Stored rows:

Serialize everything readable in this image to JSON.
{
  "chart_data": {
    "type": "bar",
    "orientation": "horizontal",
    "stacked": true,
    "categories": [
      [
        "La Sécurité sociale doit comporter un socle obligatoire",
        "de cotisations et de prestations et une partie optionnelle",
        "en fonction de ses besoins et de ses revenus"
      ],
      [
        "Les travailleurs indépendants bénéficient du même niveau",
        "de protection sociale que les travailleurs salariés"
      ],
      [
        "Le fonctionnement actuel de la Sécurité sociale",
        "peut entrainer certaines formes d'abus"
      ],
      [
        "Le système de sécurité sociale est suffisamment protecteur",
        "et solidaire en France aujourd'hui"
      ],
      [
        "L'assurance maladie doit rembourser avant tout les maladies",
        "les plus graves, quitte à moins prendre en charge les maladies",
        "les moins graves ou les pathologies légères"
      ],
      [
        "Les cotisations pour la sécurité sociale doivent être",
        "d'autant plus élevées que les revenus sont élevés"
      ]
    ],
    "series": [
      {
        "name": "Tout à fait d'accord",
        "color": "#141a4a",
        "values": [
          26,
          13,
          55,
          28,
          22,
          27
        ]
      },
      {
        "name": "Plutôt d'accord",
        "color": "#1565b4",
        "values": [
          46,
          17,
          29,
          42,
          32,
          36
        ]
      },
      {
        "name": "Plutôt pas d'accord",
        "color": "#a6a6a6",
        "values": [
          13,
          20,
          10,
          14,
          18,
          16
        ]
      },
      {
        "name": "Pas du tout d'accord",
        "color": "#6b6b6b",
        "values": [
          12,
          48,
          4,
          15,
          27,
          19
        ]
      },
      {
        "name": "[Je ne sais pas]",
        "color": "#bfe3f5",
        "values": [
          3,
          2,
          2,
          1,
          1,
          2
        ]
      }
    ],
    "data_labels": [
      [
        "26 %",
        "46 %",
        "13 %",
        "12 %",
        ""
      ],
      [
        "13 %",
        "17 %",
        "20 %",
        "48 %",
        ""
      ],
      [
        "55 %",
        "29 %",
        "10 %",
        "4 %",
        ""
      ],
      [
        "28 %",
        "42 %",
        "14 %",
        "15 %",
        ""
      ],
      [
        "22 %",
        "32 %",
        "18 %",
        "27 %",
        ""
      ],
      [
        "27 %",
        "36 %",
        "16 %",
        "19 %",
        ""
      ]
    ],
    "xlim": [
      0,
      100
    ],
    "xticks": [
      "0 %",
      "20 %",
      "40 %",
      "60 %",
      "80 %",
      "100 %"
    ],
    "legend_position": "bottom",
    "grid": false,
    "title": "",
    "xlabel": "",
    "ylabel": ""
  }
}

==

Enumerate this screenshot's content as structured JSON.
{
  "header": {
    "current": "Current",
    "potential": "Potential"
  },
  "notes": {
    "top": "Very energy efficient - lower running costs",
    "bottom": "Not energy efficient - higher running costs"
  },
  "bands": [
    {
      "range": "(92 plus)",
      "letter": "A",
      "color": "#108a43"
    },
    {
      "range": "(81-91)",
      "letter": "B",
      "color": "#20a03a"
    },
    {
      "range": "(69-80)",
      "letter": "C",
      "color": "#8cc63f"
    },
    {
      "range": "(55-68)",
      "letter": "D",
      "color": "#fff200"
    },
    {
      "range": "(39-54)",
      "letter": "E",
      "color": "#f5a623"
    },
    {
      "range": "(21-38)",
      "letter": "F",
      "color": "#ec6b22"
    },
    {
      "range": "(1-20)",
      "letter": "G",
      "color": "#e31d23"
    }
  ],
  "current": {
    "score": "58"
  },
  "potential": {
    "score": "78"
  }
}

...

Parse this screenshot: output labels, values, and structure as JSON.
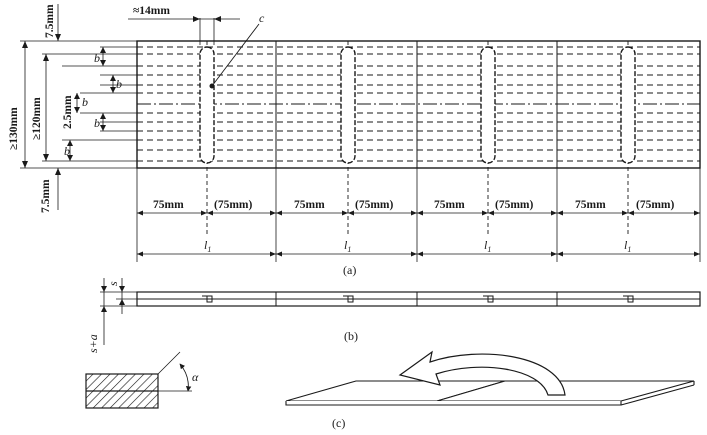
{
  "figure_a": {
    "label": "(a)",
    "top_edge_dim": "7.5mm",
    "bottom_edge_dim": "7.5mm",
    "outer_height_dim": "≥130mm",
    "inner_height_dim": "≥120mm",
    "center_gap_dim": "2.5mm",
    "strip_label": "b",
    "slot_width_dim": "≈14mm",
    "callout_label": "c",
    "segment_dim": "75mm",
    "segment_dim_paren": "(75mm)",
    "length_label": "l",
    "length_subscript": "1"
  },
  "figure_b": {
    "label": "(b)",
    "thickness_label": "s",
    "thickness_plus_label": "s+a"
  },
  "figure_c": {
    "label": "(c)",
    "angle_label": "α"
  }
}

Goal:
Which lines of the material contain the string "running"? List each of them.

Task response:
    "top": "Very energy efficient - lower running costs",
    "bottom": "Not energy efficient - higher running costs"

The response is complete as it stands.